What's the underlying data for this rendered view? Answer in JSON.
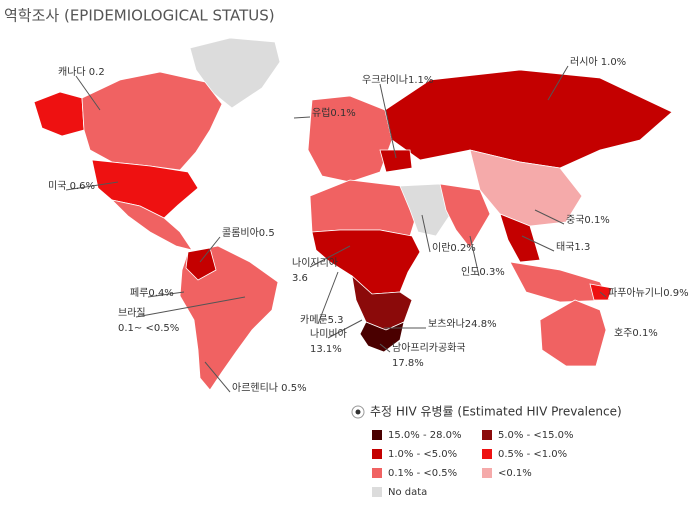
{
  "title": "역학조사 (EPIDEMIOLOGICAL STATUS)",
  "annotations": [
    {
      "lines": [
        "캐나다 0.2"
      ]
    },
    {
      "lines": [
        "러시아 1.0%"
      ]
    },
    {
      "lines": [
        "우크라이나1.1%"
      ]
    },
    {
      "lines": [
        "유럽0.1%"
      ]
    },
    {
      "lines": [
        "미국 0.6%"
      ]
    },
    {
      "lines": [
        "콜롬비아0.5"
      ]
    },
    {
      "lines": [
        "중국0.1%"
      ]
    },
    {
      "lines": [
        "이란0.2%"
      ]
    },
    {
      "lines": [
        "태국1.3"
      ]
    },
    {
      "lines": [
        "인도0.3%"
      ]
    },
    {
      "lines": [
        "나이지리아",
        "3.6"
      ]
    },
    {
      "lines": [
        "페루0.4%"
      ]
    },
    {
      "lines": [
        "브라질",
        "0.1~ <0.5%"
      ]
    },
    {
      "lines": [
        "카메룬5.3"
      ]
    },
    {
      "lines": [
        "나미비아",
        "13.1%"
      ]
    },
    {
      "lines": [
        "보츠와나24.8%"
      ]
    },
    {
      "lines": [
        "남아프리카공화국",
        "17.8%"
      ]
    },
    {
      "lines": [
        "파푸아뉴기니0.9%"
      ]
    },
    {
      "lines": [
        "호주0.1%"
      ]
    },
    {
      "lines": [
        "아르헨티나 0.5%"
      ]
    }
  ],
  "legend": {
    "title": "추정 HIV 유병률 (Estimated HIV Prevalence)",
    "items": [
      {
        "label": "15.0% - 28.0%",
        "color": "#4a0000"
      },
      {
        "label": "5.0% - <15.0%",
        "color": "#8b0a0a"
      },
      {
        "label": "1.0% - <5.0%",
        "color": "#c40000"
      },
      {
        "label": "0.5% - <1.0%",
        "color": "#ee1111"
      },
      {
        "label": "0.1% - <0.5%",
        "color": "#f06262"
      },
      {
        "label": "<0.1%",
        "color": "#f5aaaa"
      },
      {
        "label": "No data",
        "color": "#dcdcdc"
      }
    ]
  }
}
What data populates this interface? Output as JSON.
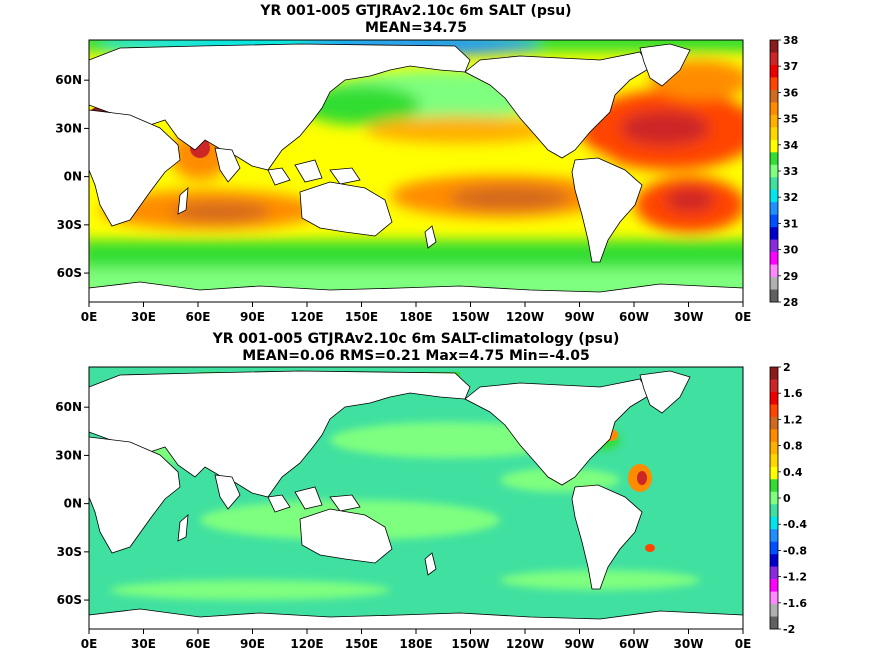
{
  "chart_data": [
    {
      "type": "heatmap",
      "title": "YR 001-005 GTJRAv2.10c 6m SALT (psu)",
      "subtitle": "MEAN=34.75",
      "x_ticks": [
        "0E",
        "30E",
        "60E",
        "90E",
        "120E",
        "150E",
        "180E",
        "150W",
        "120W",
        "90W",
        "60W",
        "30W",
        "0E"
      ],
      "y_ticks": [
        "60N",
        "30N",
        "0N",
        "30S",
        "60S"
      ],
      "colorbar": {
        "ticks": [
          "38",
          "37",
          "36",
          "35",
          "34",
          "33",
          "32",
          "31",
          "30",
          "29",
          "28"
        ],
        "colors": [
          "#8b1a1a",
          "#cd2626",
          "#ee0000",
          "#ff4500",
          "#d2691e",
          "#ff8c00",
          "#ffb000",
          "#ffd700",
          "#ffff00",
          "#33dd33",
          "#7fff7f",
          "#40e0a0",
          "#00e5ee",
          "#1e90ff",
          "#0050ff",
          "#0000cd",
          "#8a2be2",
          "#ff00ff",
          "#ff88ff",
          "#b0b0b0",
          "#606060"
        ]
      }
    },
    {
      "type": "heatmap",
      "title": "YR 001-005 GTJRAv2.10c 6m SALT-climatology (psu)",
      "subtitle": "MEAN=0.06   RMS=0.21   Max=4.75   Min=-4.05",
      "x_ticks": [
        "0E",
        "30E",
        "60E",
        "90E",
        "120E",
        "150E",
        "180E",
        "150W",
        "120W",
        "90W",
        "60W",
        "30W",
        "0E"
      ],
      "y_ticks": [
        "60N",
        "30N",
        "0N",
        "30S",
        "60S"
      ],
      "colorbar": {
        "ticks": [
          "2",
          "1.6",
          "1.2",
          "0.8",
          "0.4",
          "0",
          "-0.4",
          "-0.8",
          "-1.2",
          "-1.6",
          "-2"
        ],
        "colors": [
          "#8b1a1a",
          "#cd2626",
          "#ee0000",
          "#ff4500",
          "#d2691e",
          "#ff8c00",
          "#ffb000",
          "#ffd700",
          "#ffff00",
          "#33dd33",
          "#7fff7f",
          "#40e0a0",
          "#00e5ee",
          "#1e90ff",
          "#0050ff",
          "#0000cd",
          "#8a2be2",
          "#ff00ff",
          "#ff88ff",
          "#b0b0b0",
          "#606060"
        ]
      }
    }
  ],
  "colors": {
    "land": "#ffffff",
    "coast": "#000000"
  }
}
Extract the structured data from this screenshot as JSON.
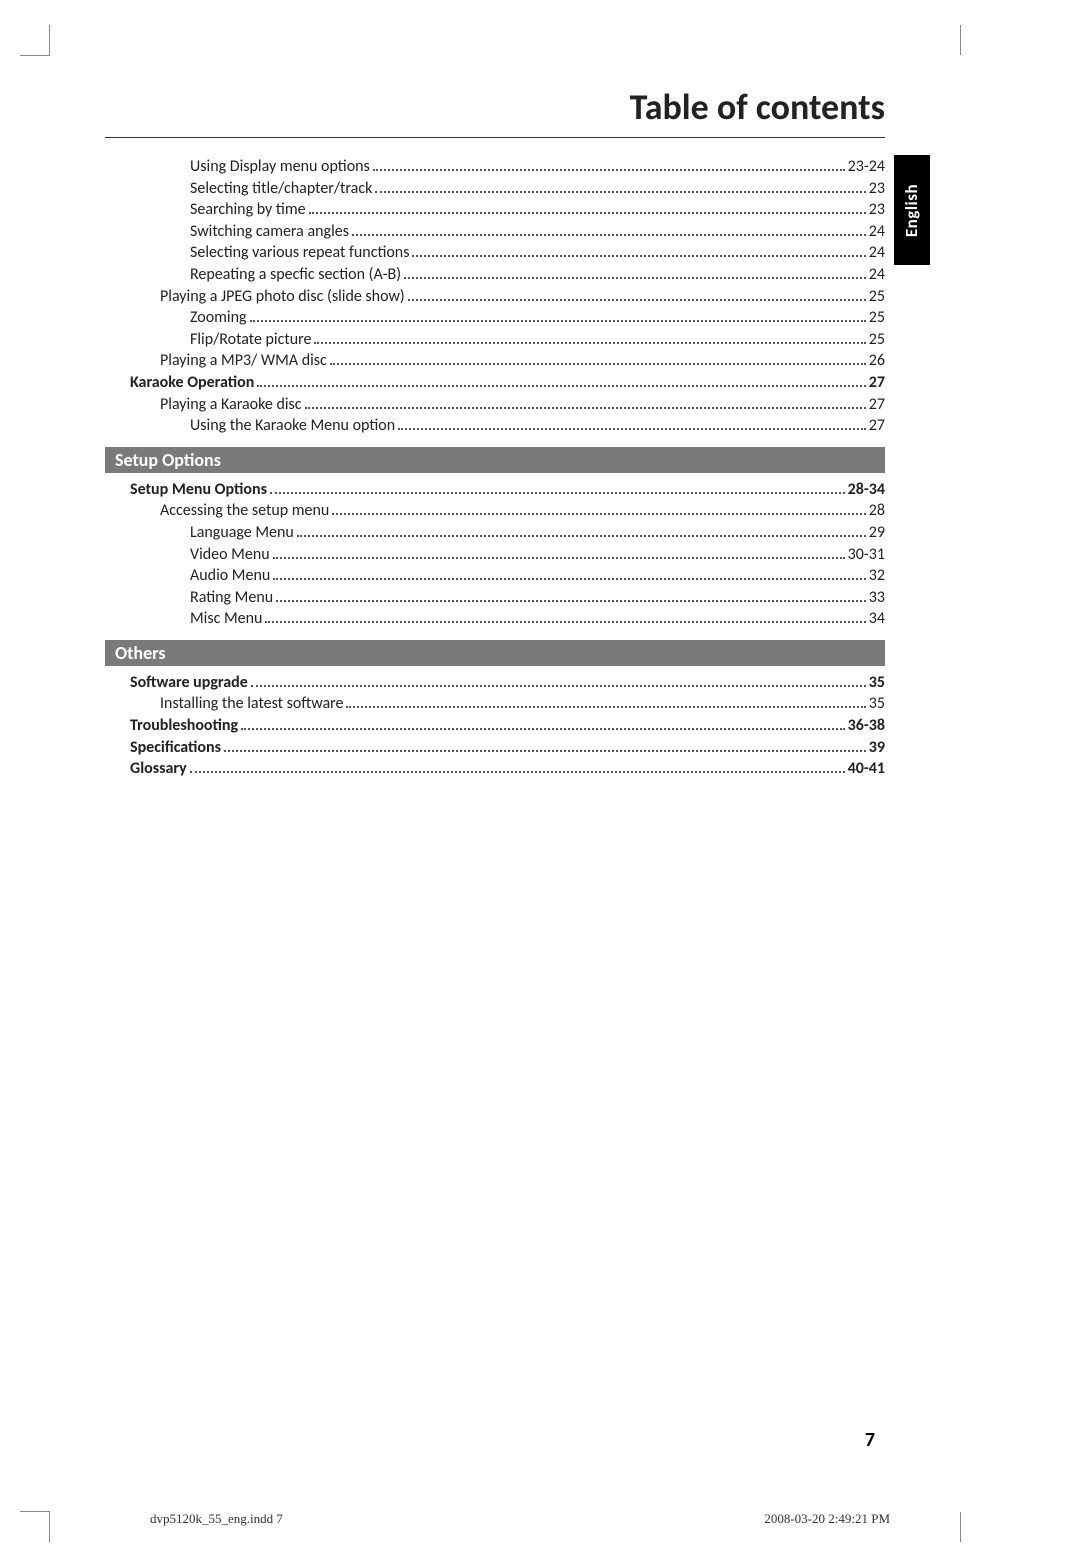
{
  "title": "Table of contents",
  "side_tab": "English",
  "page_number": "7",
  "footer": {
    "left": "dvp5120k_55_eng.indd   7",
    "right": "2008-03-20   2:49:21 PM"
  },
  "sections": [
    {
      "header": null,
      "entries": [
        {
          "indent": 2,
          "bold": false,
          "label": "Using Display menu options",
          "page": "23-24"
        },
        {
          "indent": 2,
          "bold": false,
          "label": "Selecting title/chapter/track",
          "page": "23"
        },
        {
          "indent": 2,
          "bold": false,
          "label": "Searching by time",
          "page": "23"
        },
        {
          "indent": 2,
          "bold": false,
          "label": "Switching camera angles",
          "page": "24"
        },
        {
          "indent": 2,
          "bold": false,
          "label": "Selecting various repeat functions",
          "page": "24"
        },
        {
          "indent": 2,
          "bold": false,
          "label": "Repeating a specfic section (A-B)",
          "page": "24"
        },
        {
          "indent": 1,
          "bold": false,
          "label": "Playing a JPEG photo disc (slide show)",
          "page": "25"
        },
        {
          "indent": 2,
          "bold": false,
          "label": "Zooming",
          "page": "25"
        },
        {
          "indent": 2,
          "bold": false,
          "label": "Flip/Rotate picture",
          "page": "25"
        },
        {
          "indent": 1,
          "bold": false,
          "label": "Playing a MP3/ WMA disc",
          "page": "26"
        },
        {
          "indent": 0,
          "bold": true,
          "label": "Karaoke Operation",
          "page": "27"
        },
        {
          "indent": 1,
          "bold": false,
          "label": "Playing a Karaoke disc",
          "page": "27"
        },
        {
          "indent": 2,
          "bold": false,
          "label": "Using the Karaoke Menu option",
          "page": "27"
        }
      ]
    },
    {
      "header": "Setup Options",
      "entries": [
        {
          "indent": 0,
          "bold": true,
          "label": "Setup Menu Options",
          "page": "28-34"
        },
        {
          "indent": 1,
          "bold": false,
          "label": "Accessing the setup menu",
          "page": "28"
        },
        {
          "indent": 2,
          "bold": false,
          "label": "Language Menu",
          "page": "29"
        },
        {
          "indent": 2,
          "bold": false,
          "label": "Video Menu",
          "page": "30-31"
        },
        {
          "indent": 2,
          "bold": false,
          "label": "Audio Menu",
          "page": "32"
        },
        {
          "indent": 2,
          "bold": false,
          "label": "Rating Menu",
          "page": "33"
        },
        {
          "indent": 2,
          "bold": false,
          "label": "Misc Menu",
          "page": "34"
        }
      ]
    },
    {
      "header": "Others",
      "entries": [
        {
          "indent": 0,
          "bold": true,
          "label": "Software upgrade",
          "page": "35"
        },
        {
          "indent": 1,
          "bold": false,
          "label": "Installing the latest software",
          "page": "35"
        },
        {
          "indent": 0,
          "bold": true,
          "label": "Troubleshooting",
          "page": "36-38"
        },
        {
          "indent": 0,
          "bold": true,
          "label": "Specifications",
          "page": "39"
        },
        {
          "indent": 0,
          "bold": true,
          "label": "Glossary",
          "page": "40-41"
        }
      ]
    }
  ]
}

Task goal –
Repeat the records above exactly, leaving out the pictures.

Reply to the exercise –
What's the underlying data for this rendered view? Answer in JSON.
{
  "title": "역학조사 (EPIDEMIOLOGICAL STATUS)",
  "annotations": [
    {
      "lines": [
        "캐나다 0.2"
      ]
    },
    {
      "lines": [
        "러시아 1.0%"
      ]
    },
    {
      "lines": [
        "우크라이나1.1%"
      ]
    },
    {
      "lines": [
        "유럽0.1%"
      ]
    },
    {
      "lines": [
        "미국 0.6%"
      ]
    },
    {
      "lines": [
        "콜롬비아0.5"
      ]
    },
    {
      "lines": [
        "중국0.1%"
      ]
    },
    {
      "lines": [
        "이란0.2%"
      ]
    },
    {
      "lines": [
        "태국1.3"
      ]
    },
    {
      "lines": [
        "인도0.3%"
      ]
    },
    {
      "lines": [
        "나이지리아",
        "3.6"
      ]
    },
    {
      "lines": [
        "페루0.4%"
      ]
    },
    {
      "lines": [
        "브라질",
        "0.1~ <0.5%"
      ]
    },
    {
      "lines": [
        "카메룬5.3"
      ]
    },
    {
      "lines": [
        "나미비아",
        "13.1%"
      ]
    },
    {
      "lines": [
        "보츠와나24.8%"
      ]
    },
    {
      "lines": [
        "남아프리카공화국",
        "17.8%"
      ]
    },
    {
      "lines": [
        "파푸아뉴기니0.9%"
      ]
    },
    {
      "lines": [
        "호주0.1%"
      ]
    },
    {
      "lines": [
        "아르헨티나 0.5%"
      ]
    }
  ],
  "legend": {
    "title": "추정 HIV 유병률 (Estimated HIV Prevalence)",
    "items": [
      {
        "label": "15.0% - 28.0%",
        "color": "#4a0000"
      },
      {
        "label": "5.0% - <15.0%",
        "color": "#8b0a0a"
      },
      {
        "label": "1.0% - <5.0%",
        "color": "#c40000"
      },
      {
        "label": "0.5% - <1.0%",
        "color": "#ee1111"
      },
      {
        "label": "0.1% - <0.5%",
        "color": "#f06262"
      },
      {
        "label": "<0.1%",
        "color": "#f5aaaa"
      },
      {
        "label": "No data",
        "color": "#dcdcdc"
      }
    ]
  }
}
What data populates this interface? Output as JSON.
{
  "chart_data": [
    {
      "type": "heatmap",
      "title": "YR 001-005 GTJRAv2.10c 6m SALT (psu)",
      "subtitle": "MEAN=34.75",
      "x_ticks": [
        "0E",
        "30E",
        "60E",
        "90E",
        "120E",
        "150E",
        "180E",
        "150W",
        "120W",
        "90W",
        "60W",
        "30W",
        "0E"
      ],
      "y_ticks": [
        "60N",
        "30N",
        "0N",
        "30S",
        "60S"
      ],
      "colorbar": {
        "ticks": [
          "38",
          "37",
          "36",
          "35",
          "34",
          "33",
          "32",
          "31",
          "30",
          "29",
          "28"
        ],
        "colors": [
          "#8b1a1a",
          "#cd2626",
          "#ee0000",
          "#ff4500",
          "#d2691e",
          "#ff8c00",
          "#ffb000",
          "#ffd700",
          "#ffff00",
          "#33dd33",
          "#7fff7f",
          "#40e0a0",
          "#00e5ee",
          "#1e90ff",
          "#0050ff",
          "#0000cd",
          "#8a2be2",
          "#ff00ff",
          "#ff88ff",
          "#b0b0b0",
          "#606060"
        ]
      }
    },
    {
      "type": "heatmap",
      "title": "YR 001-005 GTJRAv2.10c 6m SALT-climatology (psu)",
      "subtitle": "MEAN=0.06   RMS=0.21   Max=4.75   Min=-4.05",
      "x_ticks": [
        "0E",
        "30E",
        "60E",
        "90E",
        "120E",
        "150E",
        "180E",
        "150W",
        "120W",
        "90W",
        "60W",
        "30W",
        "0E"
      ],
      "y_ticks": [
        "60N",
        "30N",
        "0N",
        "30S",
        "60S"
      ],
      "colorbar": {
        "ticks": [
          "2",
          "1.6",
          "1.2",
          "0.8",
          "0.4",
          "0",
          "-0.4",
          "-0.8",
          "-1.2",
          "-1.6",
          "-2"
        ],
        "colors": [
          "#8b1a1a",
          "#cd2626",
          "#ee0000",
          "#ff4500",
          "#d2691e",
          "#ff8c00",
          "#ffb000",
          "#ffd700",
          "#ffff00",
          "#33dd33",
          "#7fff7f",
          "#40e0a0",
          "#00e5ee",
          "#1e90ff",
          "#0050ff",
          "#0000cd",
          "#8a2be2",
          "#ff00ff",
          "#ff88ff",
          "#b0b0b0",
          "#606060"
        ]
      }
    }
  ],
  "colors": {
    "land": "#ffffff",
    "coast": "#000000"
  }
}
Extract the structured data from this screenshot as JSON.
{
  "title": "Table of contents",
  "side_tab": "English",
  "page_number": "7",
  "footer": {
    "left": "dvp5120k_55_eng.indd   7",
    "right": "2008-03-20   2:49:21 PM"
  },
  "sections": [
    {
      "header": null,
      "entries": [
        {
          "indent": 2,
          "bold": false,
          "label": "Using Display menu options",
          "page": "23-24"
        },
        {
          "indent": 2,
          "bold": false,
          "label": "Selecting title/chapter/track",
          "page": "23"
        },
        {
          "indent": 2,
          "bold": false,
          "label": "Searching by time",
          "page": "23"
        },
        {
          "indent": 2,
          "bold": false,
          "label": "Switching camera angles",
          "page": "24"
        },
        {
          "indent": 2,
          "bold": false,
          "label": "Selecting various repeat functions",
          "page": "24"
        },
        {
          "indent": 2,
          "bold": false,
          "label": "Repeating a specfic section (A-B)",
          "page": "24"
        },
        {
          "indent": 1,
          "bold": false,
          "label": "Playing a JPEG photo disc (slide show)",
          "page": "25"
        },
        {
          "indent": 2,
          "bold": false,
          "label": "Zooming",
          "page": "25"
        },
        {
          "indent": 2,
          "bold": false,
          "label": "Flip/Rotate picture",
          "page": "25"
        },
        {
          "indent": 1,
          "bold": false,
          "label": "Playing a MP3/ WMA disc",
          "page": "26"
        },
        {
          "indent": 0,
          "bold": true,
          "label": "Karaoke Operation",
          "page": "27"
        },
        {
          "indent": 1,
          "bold": false,
          "label": "Playing a Karaoke disc",
          "page": "27"
        },
        {
          "indent": 2,
          "bold": false,
          "label": "Using the Karaoke Menu option",
          "page": "27"
        }
      ]
    },
    {
      "header": "Setup Options",
      "entries": [
        {
          "indent": 0,
          "bold": true,
          "label": "Setup Menu Options",
          "page": "28-34"
        },
        {
          "indent": 1,
          "bold": false,
          "label": "Accessing the setup menu",
          "page": "28"
        },
        {
          "indent": 2,
          "bold": false,
          "label": "Language Menu",
          "page": "29"
        },
        {
          "indent": 2,
          "bold": false,
          "label": "Video Menu",
          "page": "30-31"
        },
        {
          "indent": 2,
          "bold": false,
          "label": "Audio Menu",
          "page": "32"
        },
        {
          "indent": 2,
          "bold": false,
          "label": "Rating Menu",
          "page": "33"
        },
        {
          "indent": 2,
          "bold": false,
          "label": "Misc Menu",
          "page": "34"
        }
      ]
    },
    {
      "header": "Others",
      "entries": [
        {
          "indent": 0,
          "bold": true,
          "label": "Software upgrade",
          "page": "35"
        },
        {
          "indent": 1,
          "bold": false,
          "label": "Installing the latest software",
          "page": "35"
        },
        {
          "indent": 0,
          "bold": true,
          "label": "Troubleshooting",
          "page": "36-38"
        },
        {
          "indent": 0,
          "bold": true,
          "label": "Specifications",
          "page": "39"
        },
        {
          "indent": 0,
          "bold": true,
          "label": "Glossary",
          "page": "40-41"
        }
      ]
    }
  ]
}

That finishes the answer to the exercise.